→ **STATED EXERCISE**:
Pictures stay out of the copy; set down each line of the listing below exactly.
- - - -
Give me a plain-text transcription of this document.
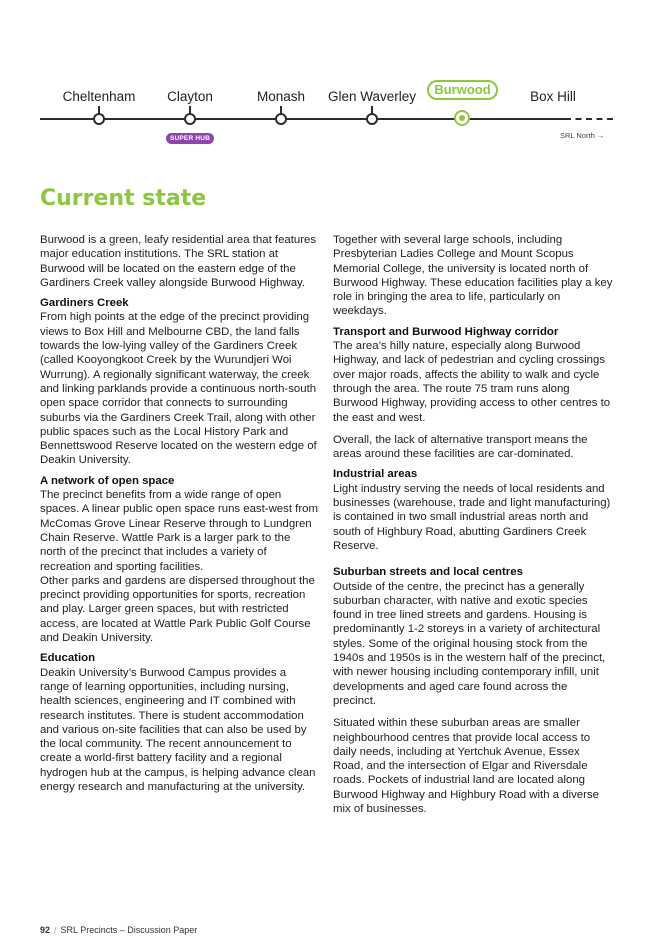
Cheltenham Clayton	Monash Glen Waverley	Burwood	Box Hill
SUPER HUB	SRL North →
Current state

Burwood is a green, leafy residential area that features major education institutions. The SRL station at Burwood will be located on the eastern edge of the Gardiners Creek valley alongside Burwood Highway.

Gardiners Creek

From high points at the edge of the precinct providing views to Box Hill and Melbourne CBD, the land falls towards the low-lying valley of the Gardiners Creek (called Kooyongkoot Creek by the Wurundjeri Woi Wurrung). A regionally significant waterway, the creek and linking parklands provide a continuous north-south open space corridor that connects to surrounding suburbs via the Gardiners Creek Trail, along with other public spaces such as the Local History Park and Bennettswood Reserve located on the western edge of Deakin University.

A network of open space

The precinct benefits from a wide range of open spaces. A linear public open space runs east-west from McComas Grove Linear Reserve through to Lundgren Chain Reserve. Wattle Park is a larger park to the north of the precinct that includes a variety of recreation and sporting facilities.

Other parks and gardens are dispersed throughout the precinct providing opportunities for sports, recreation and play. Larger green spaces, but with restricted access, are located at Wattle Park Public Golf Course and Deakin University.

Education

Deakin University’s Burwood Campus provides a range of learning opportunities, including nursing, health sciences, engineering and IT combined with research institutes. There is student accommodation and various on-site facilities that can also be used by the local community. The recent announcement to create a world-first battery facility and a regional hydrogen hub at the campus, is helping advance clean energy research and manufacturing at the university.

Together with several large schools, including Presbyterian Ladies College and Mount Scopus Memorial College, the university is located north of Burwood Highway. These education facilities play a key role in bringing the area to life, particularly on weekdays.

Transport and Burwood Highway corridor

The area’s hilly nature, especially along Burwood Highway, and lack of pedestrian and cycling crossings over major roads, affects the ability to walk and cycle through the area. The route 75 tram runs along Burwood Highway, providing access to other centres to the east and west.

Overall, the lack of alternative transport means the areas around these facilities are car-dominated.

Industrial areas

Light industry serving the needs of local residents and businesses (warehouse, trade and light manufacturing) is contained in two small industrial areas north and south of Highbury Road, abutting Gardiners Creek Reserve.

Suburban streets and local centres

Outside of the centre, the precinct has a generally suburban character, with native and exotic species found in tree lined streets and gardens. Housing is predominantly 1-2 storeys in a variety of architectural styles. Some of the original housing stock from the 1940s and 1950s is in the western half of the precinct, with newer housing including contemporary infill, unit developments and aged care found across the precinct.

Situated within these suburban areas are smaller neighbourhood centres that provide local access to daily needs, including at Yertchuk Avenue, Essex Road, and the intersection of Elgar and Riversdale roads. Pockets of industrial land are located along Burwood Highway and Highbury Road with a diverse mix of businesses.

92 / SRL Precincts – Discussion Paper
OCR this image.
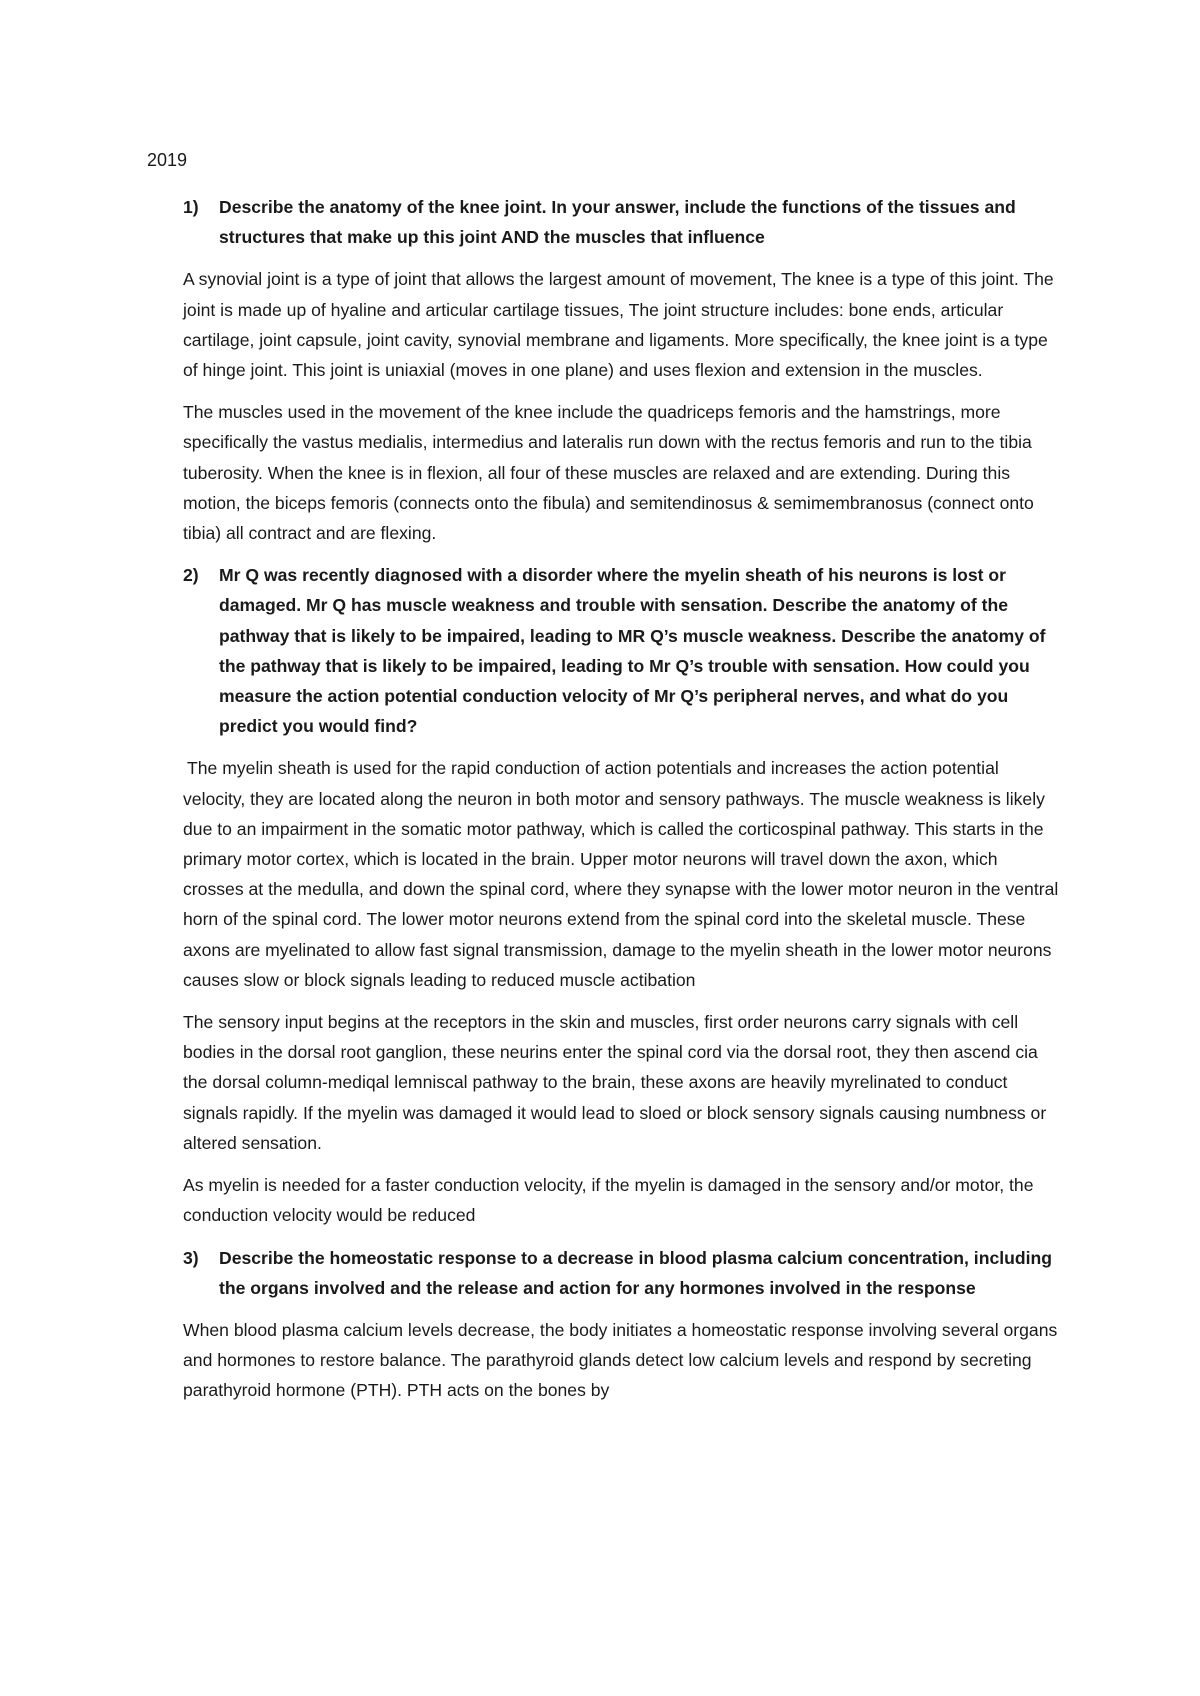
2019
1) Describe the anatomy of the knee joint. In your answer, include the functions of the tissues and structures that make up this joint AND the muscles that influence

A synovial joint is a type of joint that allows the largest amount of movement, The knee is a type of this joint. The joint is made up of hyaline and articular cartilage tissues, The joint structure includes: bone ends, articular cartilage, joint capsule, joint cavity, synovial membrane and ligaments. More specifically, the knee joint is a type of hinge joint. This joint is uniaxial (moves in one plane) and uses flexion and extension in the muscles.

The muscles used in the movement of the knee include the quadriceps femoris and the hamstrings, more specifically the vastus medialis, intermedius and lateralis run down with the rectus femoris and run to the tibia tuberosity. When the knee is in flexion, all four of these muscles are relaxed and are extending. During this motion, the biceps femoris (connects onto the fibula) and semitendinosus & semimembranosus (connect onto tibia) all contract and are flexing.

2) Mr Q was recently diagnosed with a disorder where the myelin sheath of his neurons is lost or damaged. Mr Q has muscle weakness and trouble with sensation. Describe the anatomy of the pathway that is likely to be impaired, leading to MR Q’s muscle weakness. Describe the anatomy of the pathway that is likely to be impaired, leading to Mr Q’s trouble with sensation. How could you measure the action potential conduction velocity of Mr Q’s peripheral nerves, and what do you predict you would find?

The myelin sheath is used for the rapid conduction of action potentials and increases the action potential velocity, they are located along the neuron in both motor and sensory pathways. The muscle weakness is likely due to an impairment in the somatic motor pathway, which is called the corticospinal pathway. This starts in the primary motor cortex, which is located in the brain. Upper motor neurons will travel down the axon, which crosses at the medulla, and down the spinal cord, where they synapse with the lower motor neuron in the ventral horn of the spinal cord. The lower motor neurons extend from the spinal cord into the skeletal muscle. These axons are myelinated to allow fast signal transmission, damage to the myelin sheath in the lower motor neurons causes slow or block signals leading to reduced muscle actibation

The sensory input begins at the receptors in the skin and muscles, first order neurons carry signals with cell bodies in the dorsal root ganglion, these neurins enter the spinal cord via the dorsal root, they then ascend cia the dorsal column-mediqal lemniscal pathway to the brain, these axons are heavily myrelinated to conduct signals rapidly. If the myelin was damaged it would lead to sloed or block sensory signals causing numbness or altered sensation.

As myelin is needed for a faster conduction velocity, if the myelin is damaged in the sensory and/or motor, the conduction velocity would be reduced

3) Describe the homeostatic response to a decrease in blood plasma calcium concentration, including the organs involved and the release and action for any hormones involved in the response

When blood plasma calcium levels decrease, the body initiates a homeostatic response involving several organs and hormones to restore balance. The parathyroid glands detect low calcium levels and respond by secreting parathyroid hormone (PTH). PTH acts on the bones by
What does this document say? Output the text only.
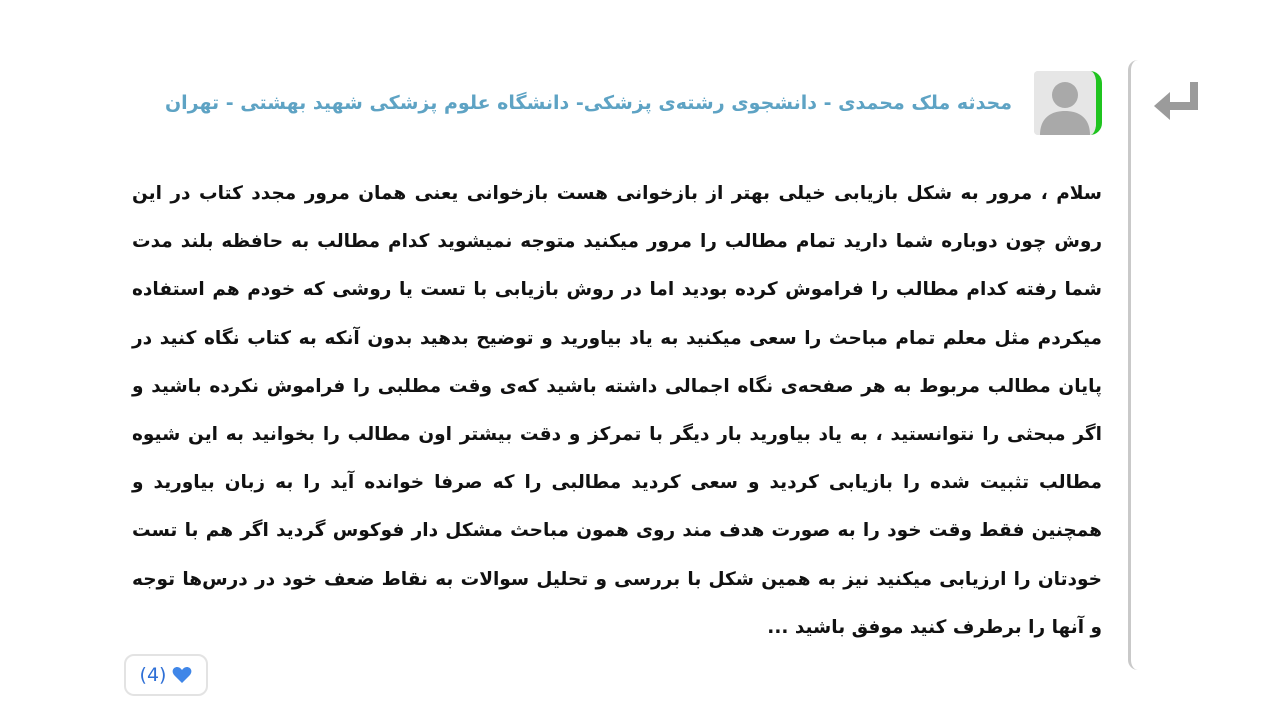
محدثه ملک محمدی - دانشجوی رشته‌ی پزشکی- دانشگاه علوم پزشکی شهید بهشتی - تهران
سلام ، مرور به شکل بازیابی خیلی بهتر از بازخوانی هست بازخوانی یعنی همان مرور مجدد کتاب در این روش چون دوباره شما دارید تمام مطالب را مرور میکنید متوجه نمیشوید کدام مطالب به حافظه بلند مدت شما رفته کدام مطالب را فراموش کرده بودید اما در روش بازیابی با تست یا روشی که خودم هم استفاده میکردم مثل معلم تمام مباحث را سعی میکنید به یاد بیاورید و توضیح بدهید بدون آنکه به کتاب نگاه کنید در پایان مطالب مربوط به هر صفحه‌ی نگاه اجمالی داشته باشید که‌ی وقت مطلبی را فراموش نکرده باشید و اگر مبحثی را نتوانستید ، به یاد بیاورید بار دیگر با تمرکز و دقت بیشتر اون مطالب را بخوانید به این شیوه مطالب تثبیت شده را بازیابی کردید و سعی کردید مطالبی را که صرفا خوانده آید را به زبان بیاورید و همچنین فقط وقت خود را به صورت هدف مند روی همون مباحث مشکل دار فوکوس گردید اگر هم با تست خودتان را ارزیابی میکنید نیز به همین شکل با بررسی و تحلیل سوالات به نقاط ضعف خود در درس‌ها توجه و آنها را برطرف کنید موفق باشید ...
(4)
- - - -
→ **PROBLEM SOLUTION**:
Give me a plain-text transcription of this document.
Cheltenham Clayton	Monash Glen Waverley	Burwood	Box Hill
SUPER HUB	SRL North →
Current state

Burwood is a green, leafy residential area that features major education institutions. The SRL station at Burwood will be located on the eastern edge of the Gardiners Creek valley alongside Burwood Highway.

Gardiners Creek

From high points at the edge of the precinct providing views to Box Hill and Melbourne CBD, the land falls towards the low-lying valley of the Gardiners Creek (called Kooyongkoot Creek by the Wurundjeri Woi Wurrung). A regionally significant waterway, the creek and linking parklands provide a continuous north-south open space corridor that connects to surrounding suburbs via the Gardiners Creek Trail, along with other public spaces such as the Local History Park and Bennettswood Reserve located on the western edge of Deakin University.

A network of open space

The precinct benefits from a wide range of open spaces. A linear public open space runs east-west from McComas Grove Linear Reserve through to Lundgren Chain Reserve. Wattle Park is a larger park to the north of the precinct that includes a variety of recreation and sporting facilities.

Other parks and gardens are dispersed throughout the precinct providing opportunities for sports, recreation and play. Larger green spaces, but with restricted access, are located at Wattle Park Public Golf Course and Deakin University.

Education

Deakin University’s Burwood Campus provides a range of learning opportunities, including nursing, health sciences, engineering and IT combined with research institutes. There is student accommodation and various on-site facilities that can also be used by the local community. The recent announcement to create a world-first battery facility and a regional hydrogen hub at the campus, is helping advance clean energy research and manufacturing at the university.

Together with several large schools, including Presbyterian Ladies College and Mount Scopus Memorial College, the university is located north of Burwood Highway. These education facilities play a key role in bringing the area to life, particularly on weekdays.

Transport and Burwood Highway corridor

The area’s hilly nature, especially along Burwood Highway, and lack of pedestrian and cycling crossings over major roads, affects the ability to walk and cycle through the area. The route 75 tram runs along Burwood Highway, providing access to other centres to the east and west.

Overall, the lack of alternative transport means the areas around these facilities are car-dominated.

Industrial areas

Light industry serving the needs of local residents and businesses (warehouse, trade and light manufacturing) is contained in two small industrial areas north and south of Highbury Road, abutting Gardiners Creek Reserve.

Suburban streets and local centres

Outside of the centre, the precinct has a generally suburban character, with native and exotic species found in tree lined streets and gardens. Housing is predominantly 1-2 storeys in a variety of architectural styles. Some of the original housing stock from the 1940s and 1950s is in the western half of the precinct, with newer housing including contemporary infill, unit developments and aged care found across the precinct.

Situated within these suburban areas are smaller neighbourhood centres that provide local access to daily needs, including at Yertchuk Avenue, Essex Road, and the intersection of Elgar and Riversdale roads. Pockets of industrial land are located along Burwood Highway and Highbury Road with a diverse mix of businesses.

92 / SRL Precincts – Discussion Paper
OCR this image.
2019
1) Describe the anatomy of the knee joint. In your answer, include the functions of the tissues and structures that make up this joint AND the muscles that influence

A synovial joint is a type of joint that allows the largest amount of movement, The knee is a type of this joint. The joint is made up of hyaline and articular cartilage tissues, The joint structure includes: bone ends, articular cartilage, joint capsule, joint cavity, synovial membrane and ligaments. More specifically, the knee joint is a type of hinge joint. This joint is uniaxial (moves in one plane) and uses flexion and extension in the muscles.

The muscles used in the movement of the knee include the quadriceps femoris and the hamstrings, more specifically the vastus medialis, intermedius and lateralis run down with the rectus femoris and run to the tibia tuberosity. When the knee is in flexion, all four of these muscles are relaxed and are extending. During this motion, the biceps femoris (connects onto the fibula) and semitendinosus & semimembranosus (connect onto tibia) all contract and are flexing.

2) Mr Q was recently diagnosed with a disorder where the myelin sheath of his neurons is lost or damaged. Mr Q has muscle weakness and trouble with sensation. Describe the anatomy of the pathway that is likely to be impaired, leading to MR Q’s muscle weakness. Describe the anatomy of the pathway that is likely to be impaired, leading to Mr Q’s trouble with sensation. How could you measure the action potential conduction velocity of Mr Q’s peripheral nerves, and what do you predict you would find?

The myelin sheath is used for the rapid conduction of action potentials and increases the action potential velocity, they are located along the neuron in both motor and sensory pathways. The muscle weakness is likely due to an impairment in the somatic motor pathway, which is called the corticospinal pathway. This starts in the primary motor cortex, which is located in the brain. Upper motor neurons will travel down the axon, which crosses at the medulla, and down the spinal cord, where they synapse with the lower motor neuron in the ventral horn of the spinal cord. The lower motor neurons extend from the spinal cord into the skeletal muscle. These axons are myelinated to allow fast signal transmission, damage to the myelin sheath in the lower motor neurons causes slow or block signals leading to reduced muscle actibation

The sensory input begins at the receptors in the skin and muscles, first order neurons carry signals with cell bodies in the dorsal root ganglion, these neurins enter the spinal cord via the dorsal root, they then ascend cia the dorsal column-mediqal lemniscal pathway to the brain, these axons are heavily myrelinated to conduct signals rapidly. If the myelin was damaged it would lead to sloed or block sensory signals causing numbness or altered sensation.

As myelin is needed for a faster conduction velocity, if the myelin is damaged in the sensory and/or motor, the conduction velocity would be reduced

3) Describe the homeostatic response to a decrease in blood plasma calcium concentration, including the organs involved and the release and action for any hormones involved in the response

When blood plasma calcium levels decrease, the body initiates a homeostatic response involving several organs and hormones to restore balance. The parathyroid glands detect low calcium levels and respond by secreting parathyroid hormone (PTH). PTH acts on the bones by
What does this document say? Output the text only.
محدثه ملک محمدی - دانشجوی رشته‌ی پزشکی- دانشگاه علوم پزشکی شهید بهشتی - تهران
سلام ، مرور به شکل بازیابی خیلی بهتر از بازخوانی هست بازخوانی یعنی همان مرور مجدد کتاب در این روش چون دوباره شما دارید تمام مطالب را مرور میکنید متوجه نمیشوید کدام مطالب به حافظه بلند مدت شما رفته کدام مطالب را فراموش کرده بودید اما در روش بازیابی با تست یا روشی که خودم هم استفاده میکردم مثل معلم تمام مباحث را سعی میکنید به یاد بیاورید و توضیح بدهید بدون آنکه به کتاب نگاه کنید در پایان مطالب مربوط به هر صفحه‌ی نگاه اجمالی داشته باشید که‌ی وقت مطلبی را فراموش نکرده باشید و اگر مبحثی را نتوانستید ، به یاد بیاورید بار دیگر با تمرکز و دقت بیشتر اون مطالب را بخوانید به این شیوه مطالب تثبیت شده را بازیابی کردید و سعی کردید مطالبی را که صرفا خوانده آید را به زبان بیاورید و همچنین فقط وقت خود را به صورت هدف مند روی همون مباحث مشکل دار فوکوس گردید اگر هم با تست خودتان را ارزیابی میکنید نیز به همین شکل با بررسی و تحلیل سوالات به نقاط ضعف خود در درس‌ها توجه و آنها را برطرف کنید موفق باشید ...
(4)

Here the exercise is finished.